PROBLEM TO SOLVE:
Will you transcribe all the entries word for word, skipping the pictures they hold?

DATA SUPPLIED:
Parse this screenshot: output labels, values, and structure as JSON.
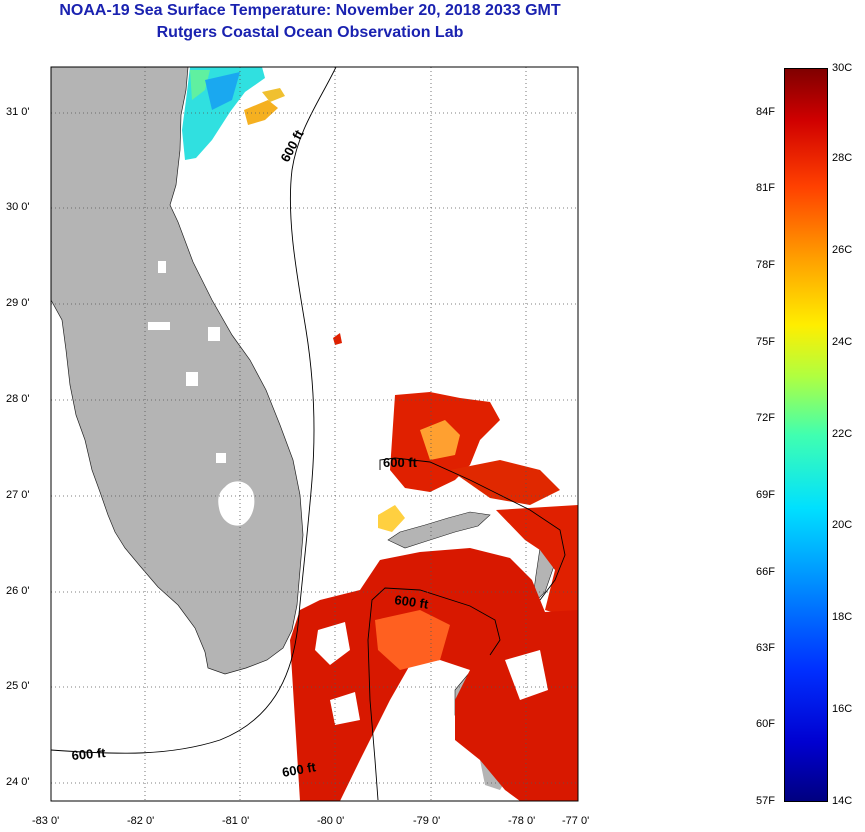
{
  "header": {
    "title": "NOAA-19 Sea Surface Temperature:  November 20, 2018 2033 GMT",
    "subtitle": "Rutgers Coastal Ocean Observation Lab"
  },
  "map": {
    "lat_labels": [
      "31 0'",
      "30 0'",
      "29 0'",
      "28 0'",
      "27 0'",
      "26 0'",
      "25 0'",
      "24 0'"
    ],
    "lon_labels": [
      "-83 0'",
      "-82 0'",
      "-81 0'",
      "-80 0'",
      "-79 0'",
      "-78 0'",
      "-77 0'"
    ],
    "contour_labels": [
      "600 ft",
      "600 ft",
      "600 ft",
      "600 ft",
      "600 ft"
    ],
    "colors": {
      "land": "#b4b4b4",
      "title": "#1a22b0"
    }
  },
  "colorbar": {
    "f_labels": [
      "84F",
      "81F",
      "78F",
      "75F",
      "72F",
      "69F",
      "66F",
      "63F",
      "60F",
      "57F"
    ],
    "c_labels": [
      "30C",
      "28C",
      "26C",
      "24C",
      "22C",
      "20C",
      "18C",
      "16C",
      "14C"
    ],
    "min_c": 14,
    "max_c": 30
  }
}
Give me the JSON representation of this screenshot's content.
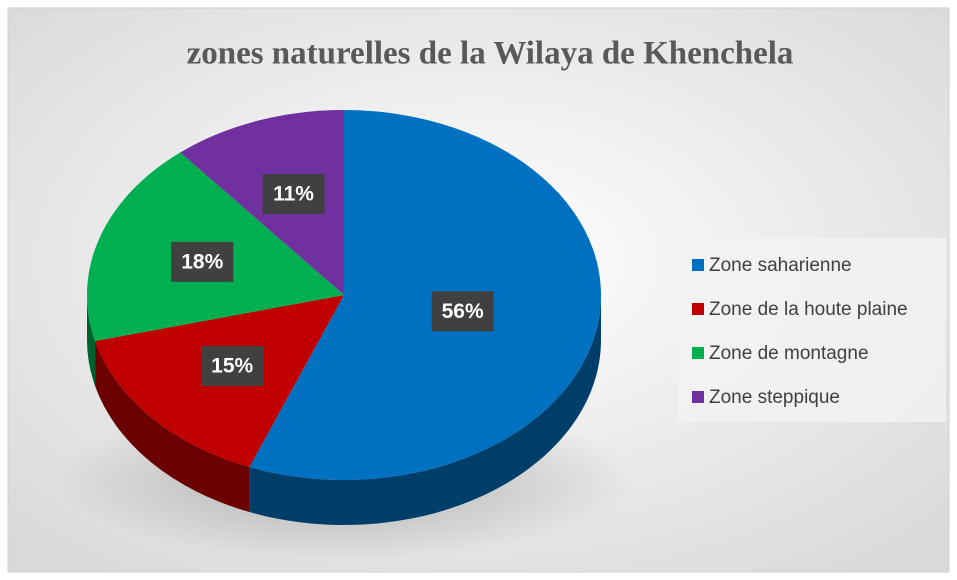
{
  "chart_data": {
    "type": "pie",
    "title": "zones naturelles de la Wilaya de Khenchela",
    "categories": [
      "Zone saharienne",
      "Zone de la houte plaine",
      "Zone de montagne",
      "Zone steppique"
    ],
    "values": [
      56,
      15,
      18,
      11
    ],
    "value_labels": [
      "56%",
      "15%",
      "18%",
      "11%"
    ],
    "colors": [
      "#0070c0",
      "#c00000",
      "#00b050",
      "#7030a0"
    ],
    "legend": "right"
  }
}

REPLY TO THE TASK:
Parse this screenshot: output labels, values, and structure as JSON.
{
  "header": {
    "title": "NOAA-19 Sea Surface Temperature:  November 20, 2018 2033 GMT",
    "subtitle": "Rutgers Coastal Ocean Observation Lab"
  },
  "map": {
    "lat_labels": [
      "31 0'",
      "30 0'",
      "29 0'",
      "28 0'",
      "27 0'",
      "26 0'",
      "25 0'",
      "24 0'"
    ],
    "lon_labels": [
      "-83 0'",
      "-82 0'",
      "-81 0'",
      "-80 0'",
      "-79 0'",
      "-78 0'",
      "-77 0'"
    ],
    "contour_labels": [
      "600 ft",
      "600 ft",
      "600 ft",
      "600 ft",
      "600 ft"
    ],
    "colors": {
      "land": "#b4b4b4",
      "title": "#1a22b0"
    }
  },
  "colorbar": {
    "f_labels": [
      "84F",
      "81F",
      "78F",
      "75F",
      "72F",
      "69F",
      "66F",
      "63F",
      "60F",
      "57F"
    ],
    "c_labels": [
      "30C",
      "28C",
      "26C",
      "24C",
      "22C",
      "20C",
      "18C",
      "16C",
      "14C"
    ],
    "min_c": 14,
    "max_c": 30
  }
}
Give me the JSON representation of this screenshot's content.
{
  "chart_data": {
    "type": "pie",
    "title": "zones naturelles de la Wilaya de Khenchela",
    "categories": [
      "Zone saharienne",
      "Zone de la houte plaine",
      "Zone de montagne",
      "Zone steppique"
    ],
    "values": [
      56,
      15,
      18,
      11
    ],
    "value_labels": [
      "56%",
      "15%",
      "18%",
      "11%"
    ],
    "colors": [
      "#0070c0",
      "#c00000",
      "#00b050",
      "#7030a0"
    ],
    "legend": "right"
  }
}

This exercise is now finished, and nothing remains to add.